— Begin RECORDS FOR THE TASK —

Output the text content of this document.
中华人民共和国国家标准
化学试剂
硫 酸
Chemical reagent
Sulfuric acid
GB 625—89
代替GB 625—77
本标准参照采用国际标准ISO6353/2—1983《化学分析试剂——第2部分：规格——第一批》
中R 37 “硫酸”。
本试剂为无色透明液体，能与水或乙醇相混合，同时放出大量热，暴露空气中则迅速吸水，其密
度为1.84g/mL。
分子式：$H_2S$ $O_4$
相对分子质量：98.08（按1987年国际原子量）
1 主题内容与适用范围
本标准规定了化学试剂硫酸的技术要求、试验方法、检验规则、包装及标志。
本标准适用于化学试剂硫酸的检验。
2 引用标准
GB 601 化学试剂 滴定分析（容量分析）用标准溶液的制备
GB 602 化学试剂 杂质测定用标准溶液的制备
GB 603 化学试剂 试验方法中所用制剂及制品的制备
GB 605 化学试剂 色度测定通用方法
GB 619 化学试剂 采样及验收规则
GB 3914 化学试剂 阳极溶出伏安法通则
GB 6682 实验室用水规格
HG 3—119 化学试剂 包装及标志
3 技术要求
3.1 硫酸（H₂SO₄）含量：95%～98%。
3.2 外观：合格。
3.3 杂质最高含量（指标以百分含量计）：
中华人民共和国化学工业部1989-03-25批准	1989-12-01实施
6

— End RECORDS FOR THE TASK —

Respond with the number of lines containing "包装及标志" and no additional words.

▶ EXPECTED ANSWER: 2